What you have to do => Extract from the listing each line in which the word "name" appears.

Dataset entries on figures
-- start --

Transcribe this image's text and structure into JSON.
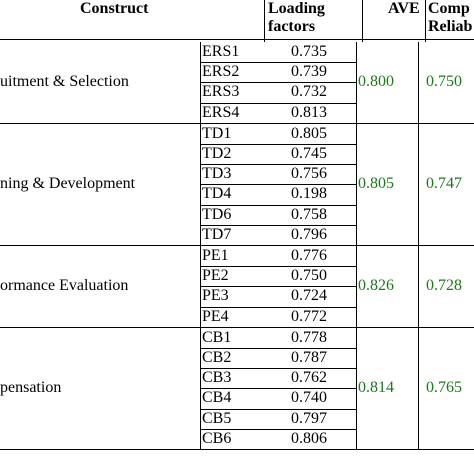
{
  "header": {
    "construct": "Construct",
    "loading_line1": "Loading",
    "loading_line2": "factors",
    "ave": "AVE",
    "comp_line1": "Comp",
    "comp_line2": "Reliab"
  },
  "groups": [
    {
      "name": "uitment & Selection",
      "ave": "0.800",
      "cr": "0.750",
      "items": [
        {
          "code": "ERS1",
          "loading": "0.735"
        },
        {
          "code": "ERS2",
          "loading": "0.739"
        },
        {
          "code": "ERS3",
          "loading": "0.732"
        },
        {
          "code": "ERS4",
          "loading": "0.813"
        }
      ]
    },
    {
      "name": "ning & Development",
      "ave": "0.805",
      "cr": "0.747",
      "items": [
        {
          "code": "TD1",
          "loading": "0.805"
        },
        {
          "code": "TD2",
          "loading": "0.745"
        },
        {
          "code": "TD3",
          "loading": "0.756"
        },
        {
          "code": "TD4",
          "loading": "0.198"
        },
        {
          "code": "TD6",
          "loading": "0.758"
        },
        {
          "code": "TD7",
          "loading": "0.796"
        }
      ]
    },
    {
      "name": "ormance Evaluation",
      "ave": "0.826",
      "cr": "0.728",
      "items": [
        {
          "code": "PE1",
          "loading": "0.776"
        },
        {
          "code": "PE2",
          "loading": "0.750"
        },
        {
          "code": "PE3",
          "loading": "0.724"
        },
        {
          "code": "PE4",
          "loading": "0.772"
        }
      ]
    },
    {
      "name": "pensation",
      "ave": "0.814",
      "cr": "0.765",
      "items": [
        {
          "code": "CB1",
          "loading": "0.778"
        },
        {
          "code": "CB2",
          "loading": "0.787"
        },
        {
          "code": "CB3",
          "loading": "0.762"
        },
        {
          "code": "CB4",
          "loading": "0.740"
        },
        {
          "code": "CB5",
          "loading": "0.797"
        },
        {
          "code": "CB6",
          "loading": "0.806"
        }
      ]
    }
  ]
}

-- end --

Finished answer =>
      "name": "uitment & Selection",
      "name": "ning & Development",
      "name": "ormance Evaluation",
      "name": "pensation",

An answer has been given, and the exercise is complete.